[begin DATA TO PROCESS]

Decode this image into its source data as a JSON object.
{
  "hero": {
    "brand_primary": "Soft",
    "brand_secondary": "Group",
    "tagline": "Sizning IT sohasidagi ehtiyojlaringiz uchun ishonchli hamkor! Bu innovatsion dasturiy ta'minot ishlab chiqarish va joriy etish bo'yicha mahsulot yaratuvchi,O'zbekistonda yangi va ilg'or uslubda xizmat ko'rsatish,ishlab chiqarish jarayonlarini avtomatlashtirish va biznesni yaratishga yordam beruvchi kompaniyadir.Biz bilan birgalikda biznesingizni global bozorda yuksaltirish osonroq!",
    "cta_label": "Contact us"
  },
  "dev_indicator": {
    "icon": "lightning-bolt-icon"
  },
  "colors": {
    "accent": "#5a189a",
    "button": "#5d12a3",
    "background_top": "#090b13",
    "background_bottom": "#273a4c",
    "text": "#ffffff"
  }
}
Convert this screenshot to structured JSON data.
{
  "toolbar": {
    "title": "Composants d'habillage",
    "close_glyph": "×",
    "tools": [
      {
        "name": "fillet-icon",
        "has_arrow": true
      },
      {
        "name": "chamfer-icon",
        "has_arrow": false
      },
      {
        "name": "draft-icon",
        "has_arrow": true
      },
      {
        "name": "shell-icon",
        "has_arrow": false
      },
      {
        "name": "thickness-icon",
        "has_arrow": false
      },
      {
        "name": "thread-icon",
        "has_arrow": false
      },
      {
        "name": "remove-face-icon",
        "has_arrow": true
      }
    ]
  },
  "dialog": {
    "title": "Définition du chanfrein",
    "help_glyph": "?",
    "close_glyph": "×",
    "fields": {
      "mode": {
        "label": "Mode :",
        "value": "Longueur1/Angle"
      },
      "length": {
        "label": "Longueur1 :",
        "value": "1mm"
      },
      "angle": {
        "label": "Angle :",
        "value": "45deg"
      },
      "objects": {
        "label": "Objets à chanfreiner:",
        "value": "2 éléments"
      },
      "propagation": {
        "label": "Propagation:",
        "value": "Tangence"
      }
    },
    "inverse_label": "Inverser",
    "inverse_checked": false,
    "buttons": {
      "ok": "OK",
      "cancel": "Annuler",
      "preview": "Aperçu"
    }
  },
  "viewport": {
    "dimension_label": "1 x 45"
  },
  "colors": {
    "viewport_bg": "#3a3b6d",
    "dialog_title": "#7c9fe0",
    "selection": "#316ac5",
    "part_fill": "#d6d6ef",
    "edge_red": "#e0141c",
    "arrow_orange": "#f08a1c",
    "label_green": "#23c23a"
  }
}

[end DATA TO PROCESS]

#### [PROBLEM DESCRIPTION]
Extract each line from the listing above, please, and repeat it exactly.

#### [SOLUTION TO THE EXERCISE]
Decode this image into its source data as a JSON object.
{
  "hero": {
    "brand_primary": "Soft",
    "brand_secondary": "Group",
    "tagline": "Sizning IT sohasidagi ehtiyojlaringiz uchun ishonchli hamkor! Bu innovatsion dasturiy ta'minot ishlab chiqarish va joriy etish bo'yicha mahsulot yaratuvchi,O'zbekistonda yangi va ilg'or uslubda xizmat ko'rsatish,ishlab chiqarish jarayonlarini avtomatlashtirish va biznesni yaratishga yordam beruvchi kompaniyadir.Biz bilan birgalikda biznesingizni global bozorda yuksaltirish osonroq!",
    "cta_label": "Contact us"
  },
  "dev_indicator": {
    "icon": "lightning-bolt-icon"
  },
  "colors": {
    "accent": "#5a189a",
    "button": "#5d12a3",
    "background_top": "#090b13",
    "background_bottom": "#273a4c",
    "text": "#ffffff"
  }
}
Convert this screenshot to structured JSON data.
{
  "toolbar": {
    "title": "Composants d'habillage",
    "close_glyph": "×",
    "tools": [
      {
        "name": "fillet-icon",
        "has_arrow": true
      },
      {
        "name": "chamfer-icon",
        "has_arrow": false
      },
      {
        "name": "draft-icon",
        "has_arrow": true
      },
      {
        "name": "shell-icon",
        "has_arrow": false
      },
      {
        "name": "thickness-icon",
        "has_arrow": false
      },
      {
        "name": "thread-icon",
        "has_arrow": false
      },
      {
        "name": "remove-face-icon",
        "has_arrow": true
      }
    ]
  },
  "dialog": {
    "title": "Définition du chanfrein",
    "help_glyph": "?",
    "close_glyph": "×",
    "fields": {
      "mode": {
        "label": "Mode :",
        "value": "Longueur1/Angle"
      },
      "length": {
        "label": "Longueur1 :",
        "value": "1mm"
      },
      "angle": {
        "label": "Angle :",
        "value": "45deg"
      },
      "objects": {
        "label": "Objets à chanfreiner:",
        "value": "2 éléments"
      },
      "propagation": {
        "label": "Propagation:",
        "value": "Tangence"
      }
    },
    "inverse_label": "Inverser",
    "inverse_checked": false,
    "buttons": {
      "ok": "OK",
      "cancel": "Annuler",
      "preview": "Aperçu"
    }
  },
  "viewport": {
    "dimension_label": "1 x 45"
  },
  "colors": {
    "viewport_bg": "#3a3b6d",
    "dialog_title": "#7c9fe0",
    "selection": "#316ac5",
    "part_fill": "#d6d6ef",
    "edge_red": "#e0141c",
    "arrow_orange": "#f08a1c",
    "label_green": "#23c23a"
  }
}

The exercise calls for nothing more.